- _DATA FOR PROCESSING_
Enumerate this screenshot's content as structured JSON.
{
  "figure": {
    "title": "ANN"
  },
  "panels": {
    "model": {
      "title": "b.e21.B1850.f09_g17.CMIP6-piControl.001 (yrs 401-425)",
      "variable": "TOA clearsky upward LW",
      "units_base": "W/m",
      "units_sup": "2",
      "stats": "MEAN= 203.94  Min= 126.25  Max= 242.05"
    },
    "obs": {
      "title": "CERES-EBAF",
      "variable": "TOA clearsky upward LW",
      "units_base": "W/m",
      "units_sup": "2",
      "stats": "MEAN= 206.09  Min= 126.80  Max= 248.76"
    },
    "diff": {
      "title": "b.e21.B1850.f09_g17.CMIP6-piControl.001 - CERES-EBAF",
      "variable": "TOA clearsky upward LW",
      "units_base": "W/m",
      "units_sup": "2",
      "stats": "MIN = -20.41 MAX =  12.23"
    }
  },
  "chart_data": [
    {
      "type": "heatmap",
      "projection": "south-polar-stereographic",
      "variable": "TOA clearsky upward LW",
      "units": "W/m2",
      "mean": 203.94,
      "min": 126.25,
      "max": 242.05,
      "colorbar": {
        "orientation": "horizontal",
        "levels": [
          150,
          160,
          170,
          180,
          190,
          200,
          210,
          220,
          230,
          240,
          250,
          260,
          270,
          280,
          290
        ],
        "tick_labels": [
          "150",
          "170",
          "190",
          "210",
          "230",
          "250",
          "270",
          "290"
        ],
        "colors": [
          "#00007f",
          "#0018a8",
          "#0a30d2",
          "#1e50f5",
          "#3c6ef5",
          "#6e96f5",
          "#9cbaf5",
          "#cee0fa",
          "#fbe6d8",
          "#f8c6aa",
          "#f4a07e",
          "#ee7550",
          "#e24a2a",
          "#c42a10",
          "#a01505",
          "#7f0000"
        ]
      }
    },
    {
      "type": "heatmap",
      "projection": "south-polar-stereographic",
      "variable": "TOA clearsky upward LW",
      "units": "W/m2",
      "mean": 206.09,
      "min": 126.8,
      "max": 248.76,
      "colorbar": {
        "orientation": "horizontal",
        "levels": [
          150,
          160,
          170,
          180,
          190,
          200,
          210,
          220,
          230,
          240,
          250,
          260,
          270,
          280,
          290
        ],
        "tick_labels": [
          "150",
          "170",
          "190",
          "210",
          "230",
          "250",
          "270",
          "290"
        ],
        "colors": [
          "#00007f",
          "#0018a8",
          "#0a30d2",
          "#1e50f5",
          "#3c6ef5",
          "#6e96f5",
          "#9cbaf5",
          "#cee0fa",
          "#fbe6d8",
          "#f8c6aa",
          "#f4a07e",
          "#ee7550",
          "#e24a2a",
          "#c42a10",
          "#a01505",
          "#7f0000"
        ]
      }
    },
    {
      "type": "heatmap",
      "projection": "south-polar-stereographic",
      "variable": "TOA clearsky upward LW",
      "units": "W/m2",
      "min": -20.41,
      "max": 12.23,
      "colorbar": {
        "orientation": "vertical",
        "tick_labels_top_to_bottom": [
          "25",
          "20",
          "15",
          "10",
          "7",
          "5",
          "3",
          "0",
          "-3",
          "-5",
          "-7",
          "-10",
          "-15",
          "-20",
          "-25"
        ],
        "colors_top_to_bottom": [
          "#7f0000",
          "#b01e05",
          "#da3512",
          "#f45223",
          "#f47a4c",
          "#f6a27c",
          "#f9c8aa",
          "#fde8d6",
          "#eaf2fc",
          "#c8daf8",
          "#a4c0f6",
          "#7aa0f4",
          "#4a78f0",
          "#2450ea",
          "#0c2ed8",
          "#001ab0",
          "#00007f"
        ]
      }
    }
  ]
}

- _YOUR TASK_
Take the listing above and set it down exactly.

- _WRITTEN ANSWER_
Enumerate this screenshot's content as structured JSON.
{
  "figure": {
    "title": "ANN"
  },
  "panels": {
    "model": {
      "title": "b.e21.B1850.f09_g17.CMIP6-piControl.001 (yrs 401-425)",
      "variable": "TOA clearsky upward LW",
      "units_base": "W/m",
      "units_sup": "2",
      "stats": "MEAN= 203.94  Min= 126.25  Max= 242.05"
    },
    "obs": {
      "title": "CERES-EBAF",
      "variable": "TOA clearsky upward LW",
      "units_base": "W/m",
      "units_sup": "2",
      "stats": "MEAN= 206.09  Min= 126.80  Max= 248.76"
    },
    "diff": {
      "title": "b.e21.B1850.f09_g17.CMIP6-piControl.001 - CERES-EBAF",
      "variable": "TOA clearsky upward LW",
      "units_base": "W/m",
      "units_sup": "2",
      "stats": "MIN = -20.41 MAX =  12.23"
    }
  },
  "chart_data": [
    {
      "type": "heatmap",
      "projection": "south-polar-stereographic",
      "variable": "TOA clearsky upward LW",
      "units": "W/m2",
      "mean": 203.94,
      "min": 126.25,
      "max": 242.05,
      "colorbar": {
        "orientation": "horizontal",
        "levels": [
          150,
          160,
          170,
          180,
          190,
          200,
          210,
          220,
          230,
          240,
          250,
          260,
          270,
          280,
          290
        ],
        "tick_labels": [
          "150",
          "170",
          "190",
          "210",
          "230",
          "250",
          "270",
          "290"
        ],
        "colors": [
          "#00007f",
          "#0018a8",
          "#0a30d2",
          "#1e50f5",
          "#3c6ef5",
          "#6e96f5",
          "#9cbaf5",
          "#cee0fa",
          "#fbe6d8",
          "#f8c6aa",
          "#f4a07e",
          "#ee7550",
          "#e24a2a",
          "#c42a10",
          "#a01505",
          "#7f0000"
        ]
      }
    },
    {
      "type": "heatmap",
      "projection": "south-polar-stereographic",
      "variable": "TOA clearsky upward LW",
      "units": "W/m2",
      "mean": 206.09,
      "min": 126.8,
      "max": 248.76,
      "colorbar": {
        "orientation": "horizontal",
        "levels": [
          150,
          160,
          170,
          180,
          190,
          200,
          210,
          220,
          230,
          240,
          250,
          260,
          270,
          280,
          290
        ],
        "tick_labels": [
          "150",
          "170",
          "190",
          "210",
          "230",
          "250",
          "270",
          "290"
        ],
        "colors": [
          "#00007f",
          "#0018a8",
          "#0a30d2",
          "#1e50f5",
          "#3c6ef5",
          "#6e96f5",
          "#9cbaf5",
          "#cee0fa",
          "#fbe6d8",
          "#f8c6aa",
          "#f4a07e",
          "#ee7550",
          "#e24a2a",
          "#c42a10",
          "#a01505",
          "#7f0000"
        ]
      }
    },
    {
      "type": "heatmap",
      "projection": "south-polar-stereographic",
      "variable": "TOA clearsky upward LW",
      "units": "W/m2",
      "min": -20.41,
      "max": 12.23,
      "colorbar": {
        "orientation": "vertical",
        "tick_labels_top_to_bottom": [
          "25",
          "20",
          "15",
          "10",
          "7",
          "5",
          "3",
          "0",
          "-3",
          "-5",
          "-7",
          "-10",
          "-15",
          "-20",
          "-25"
        ],
        "colors_top_to_bottom": [
          "#7f0000",
          "#b01e05",
          "#da3512",
          "#f45223",
          "#f47a4c",
          "#f6a27c",
          "#f9c8aa",
          "#fde8d6",
          "#eaf2fc",
          "#c8daf8",
          "#a4c0f6",
          "#7aa0f4",
          "#4a78f0",
          "#2450ea",
          "#0c2ed8",
          "#001ab0",
          "#00007f"
        ]
      }
    }
  ]
}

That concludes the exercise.